Task details » Write out all of the records precisely. Skip anything that is a picture.

-- Start of Records to process --

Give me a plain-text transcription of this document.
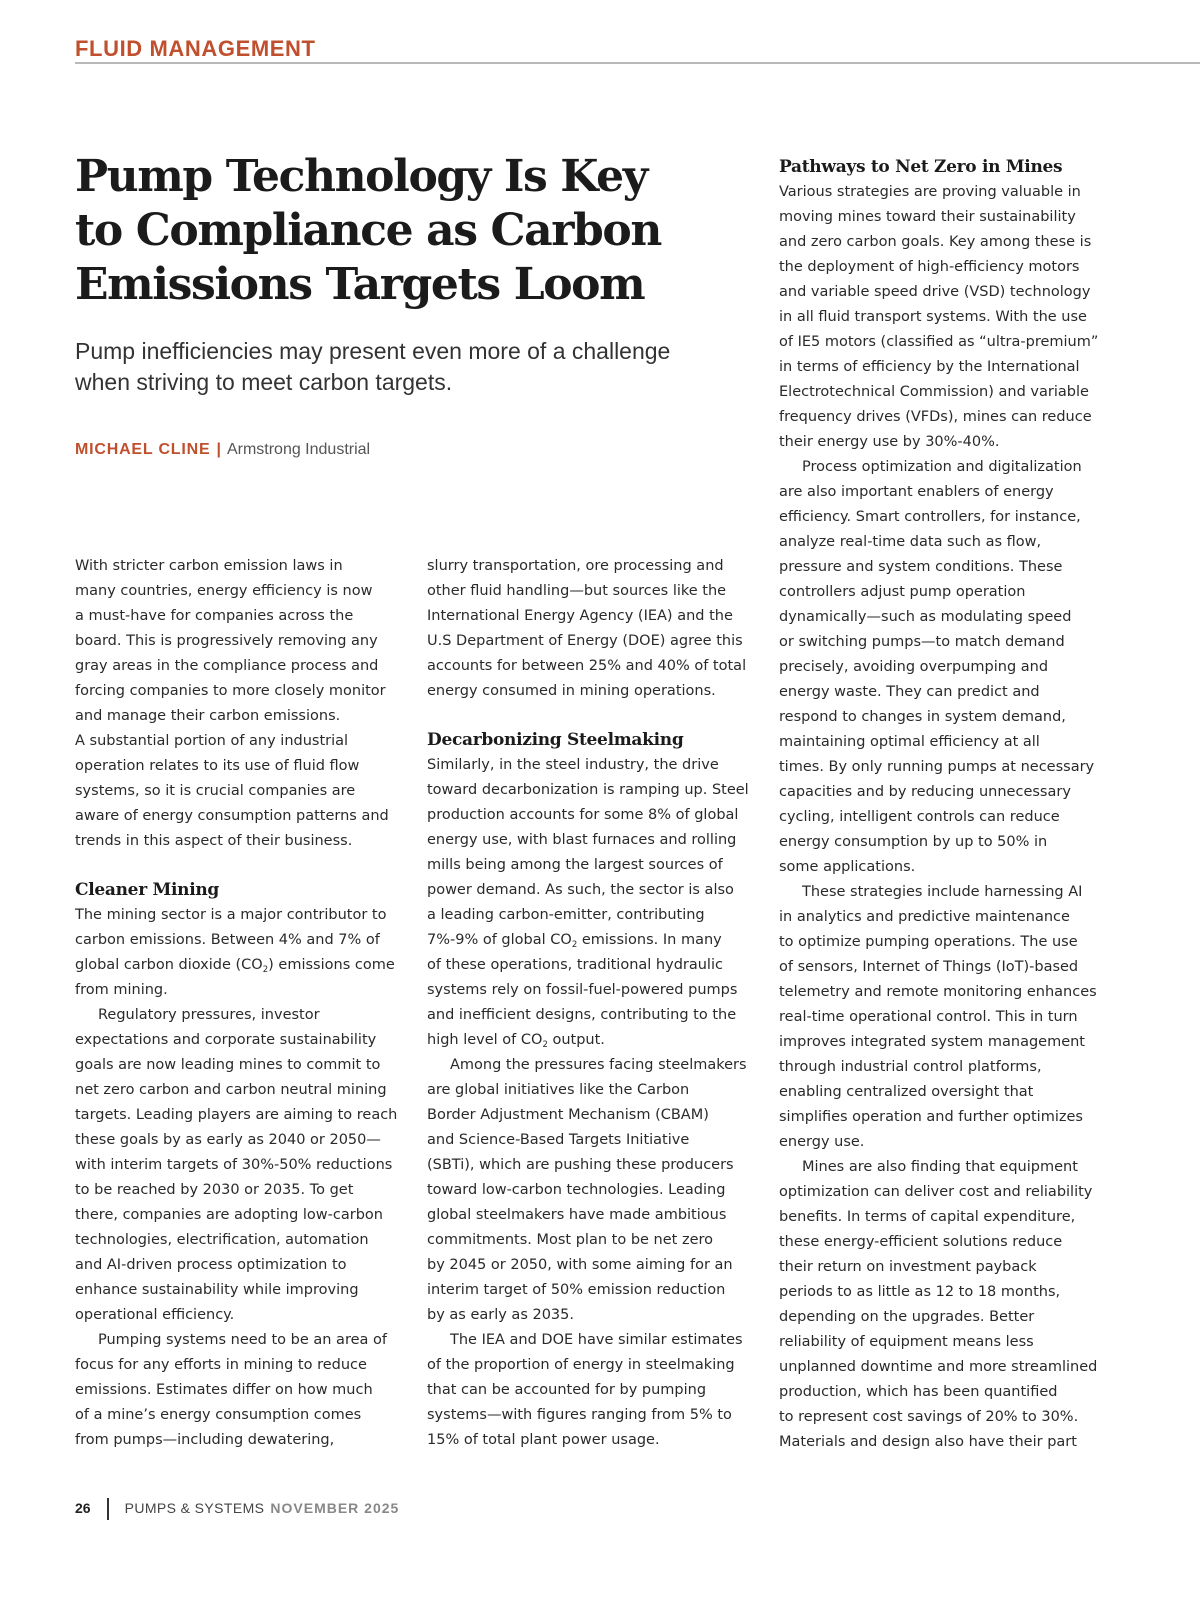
FLUID MANAGEMENT
Pump Technology Is Key
to Compliance as Carbon
Emissions Targets Loom
Pump inefficiencies may present even more of a challenge
when striving to meet carbon targets.
MICHAEL CLINE | Armstrong Industrial
With stricter carbon emission laws in
many countries, energy efficiency is now
a must-have for companies across the
board. This is progressively removing any
gray areas in the compliance process and
forcing companies to more closely monitor
and manage their carbon emissions.
A substantial portion of any industrial
operation relates to its use of fluid flow
systems, so it is crucial companies are
aware of energy consumption patterns and
trends in this aspect of their business.
Cleaner Mining
The mining sector is a major contributor to
carbon emissions. Between 4% and 7% of
global carbon dioxide $(CO_2)$ emissions come
from mining.
Regulatory pressures, investor
expectations and corporate sustainability
goals are now leading mines to commit to
net zero carbon and carbon neutral mining
targets. Leading players are aiming to reach
these goals by as early as 2040 or 2050—
with interim targets of 30%-50% reductions
to be reached by 2030 or 2035. To get
there, companies are adopting low-carbon
technologies, electrification, automation
and AI-driven process optimization to
enhance sustainability while improving
operational efficiency.
Pumping systems need to be an area of
focus for any efforts in mining to reduce
emissions. Estimates differ on how much
of a mine’s energy consumption comes
from pumps—including dewatering,
slurry transportation, ore processing and
other fluid handling—but sources like the
International Energy Agency (IEA) and the
U.S Department of Energy (DOE) agree this
accounts for between 25% and 40% of total
energy consumed in mining operations.
Decarbonizing Steelmaking
Similarly, in the steel industry, the drive
toward decarbonization is ramping up. Steel
production accounts for some 8% of global
energy use, with blast furnaces and rolling
mills being among the largest sources of
power demand. As such, the sector is also
a leading carbon-emitter, contributing
7%-9% of global $CO_2$ emissions. In many
of these operations, traditional hydraulic
systems rely on fossil-fuel-powered pumps
and inefficient designs, contributing to the
high level of $CO_2$ output.
Among the pressures facing steelmakers
are global initiatives like the Carbon
Border Adjustment Mechanism (CBAM)
and Science-Based Targets Initiative
(SBTi), which are pushing these producers
toward low-carbon technologies. Leading
global steelmakers have made ambitious
commitments. Most plan to be net zero
by 2045 or 2050, with some aiming for an
interim target of 50% emission reduction
by as early as 2035.
The IEA and DOE have similar estimates
of the proportion of energy in steelmaking
that can be accounted for by pumping
systems—with figures ranging from 5% to
15% of total plant power usage.
Pathways to Net Zero in Mines
Various strategies are proving valuable in
moving mines toward their sustainability
and zero carbon goals. Key among these is
the deployment of high-efficiency motors
and variable speed drive (VSD) technology
in all fluid transport systems. With the use
of IE5 motors (classified as “ultra-premium”
in terms of efficiency by the International
Electrotechnical Commission) and variable
frequency drives (VFDs), mines can reduce
their energy use by 30%-40%.
Process optimization and digitalization
are also important enablers of energy
efficiency. Smart controllers, for instance,
analyze real-time data such as flow,
pressure and system conditions. These
controllers adjust pump operation
dynamically—such as modulating speed
or switching pumps—to match demand
precisely, avoiding overpumping and
energy waste. They can predict and
respond to changes in system demand,
maintaining optimal efficiency at all
times. By only running pumps at necessary
capacities and by reducing unnecessary
cycling, intelligent controls can reduce
energy consumption by up to 50% in
some applications.
These strategies include harnessing AI
in analytics and predictive maintenance
to optimize pumping operations. The use
of sensors, Internet of Things (IoT)-based
telemetry and remote monitoring enhances
real-time operational control. This in turn
improves integrated system management
through industrial control platforms,
enabling centralized oversight that
simplifies operation and further optimizes
energy use.
Mines are also finding that equipment
optimization can deliver cost and reliability
benefits. In terms of capital expenditure,
these energy-efficient solutions reduce
their return on investment payback
periods to as little as 12 to 18 months,
depending on the upgrades. Better
reliability of equipment means less
unplanned downtime and more streamlined
production, which has been quantified
to represent cost savings of 20% to 30%.
Materials and design also have their part
26 PUMPS & SYSTEMS NOVEMBER 2025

-- End of Records to process --

Solution »
Give me a plain-text transcription of this document.
FLUID MANAGEMENT
Pump Technology Is Key
to Compliance as Carbon
Emissions Targets Loom
Pump inefficiencies may present even more of a challenge
when striving to meet carbon targets.
MICHAEL CLINE | Armstrong Industrial
With stricter carbon emission laws in
many countries, energy efficiency is now
a must-have for companies across the
board. This is progressively removing any
gray areas in the compliance process and
forcing companies to more closely monitor
and manage their carbon emissions.
A substantial portion of any industrial
operation relates to its use of fluid flow
systems, so it is crucial companies are
aware of energy consumption patterns and
trends in this aspect of their business.
Cleaner Mining
The mining sector is a major contributor to
carbon emissions. Between 4% and 7% of
global carbon dioxide $(CO_2)$ emissions come
from mining.
Regulatory pressures, investor
expectations and corporate sustainability
goals are now leading mines to commit to
net zero carbon and carbon neutral mining
targets. Leading players are aiming to reach
these goals by as early as 2040 or 2050—
with interim targets of 30%-50% reductions
to be reached by 2030 or 2035. To get
there, companies are adopting low-carbon
technologies, electrification, automation
and AI-driven process optimization to
enhance sustainability while improving
operational efficiency.
Pumping systems need to be an area of
focus for any efforts in mining to reduce
emissions. Estimates differ on how much
of a mine’s energy consumption comes
from pumps—including dewatering,
slurry transportation, ore processing and
other fluid handling—but sources like the
International Energy Agency (IEA) and the
U.S Department of Energy (DOE) agree this
accounts for between 25% and 40% of total
energy consumed in mining operations.
Decarbonizing Steelmaking
Similarly, in the steel industry, the drive
toward decarbonization is ramping up. Steel
production accounts for some 8% of global
energy use, with blast furnaces and rolling
mills being among the largest sources of
power demand. As such, the sector is also
a leading carbon-emitter, contributing
7%-9% of global $CO_2$ emissions. In many
of these operations, traditional hydraulic
systems rely on fossil-fuel-powered pumps
and inefficient designs, contributing to the
high level of $CO_2$ output.
Among the pressures facing steelmakers
are global initiatives like the Carbon
Border Adjustment Mechanism (CBAM)
and Science-Based Targets Initiative
(SBTi), which are pushing these producers
toward low-carbon technologies. Leading
global steelmakers have made ambitious
commitments. Most plan to be net zero
by 2045 or 2050, with some aiming for an
interim target of 50% emission reduction
by as early as 2035.
The IEA and DOE have similar estimates
of the proportion of energy in steelmaking
that can be accounted for by pumping
systems—with figures ranging from 5% to
15% of total plant power usage.
Pathways to Net Zero in Mines
Various strategies are proving valuable in
moving mines toward their sustainability
and zero carbon goals. Key among these is
the deployment of high-efficiency motors
and variable speed drive (VSD) technology
in all fluid transport systems. With the use
of IE5 motors (classified as “ultra-premium”
in terms of efficiency by the International
Electrotechnical Commission) and variable
frequency drives (VFDs), mines can reduce
their energy use by 30%-40%.
Process optimization and digitalization
are also important enablers of energy
efficiency. Smart controllers, for instance,
analyze real-time data such as flow,
pressure and system conditions. These
controllers adjust pump operation
dynamically—such as modulating speed
or switching pumps—to match demand
precisely, avoiding overpumping and
energy waste. They can predict and
respond to changes in system demand,
maintaining optimal efficiency at all
times. By only running pumps at necessary
capacities and by reducing unnecessary
cycling, intelligent controls can reduce
energy consumption by up to 50% in
some applications.
These strategies include harnessing AI
in analytics and predictive maintenance
to optimize pumping operations. The use
of sensors, Internet of Things (IoT)-based
telemetry and remote monitoring enhances
real-time operational control. This in turn
improves integrated system management
through industrial control platforms,
enabling centralized oversight that
simplifies operation and further optimizes
energy use.
Mines are also finding that equipment
optimization can deliver cost and reliability
benefits. In terms of capital expenditure,
these energy-efficient solutions reduce
their return on investment payback
periods to as little as 12 to 18 months,
depending on the upgrades. Better
reliability of equipment means less
unplanned downtime and more streamlined
production, which has been quantified
to represent cost savings of 20% to 30%.
Materials and design also have their part
26 PUMPS & SYSTEMS NOVEMBER 2025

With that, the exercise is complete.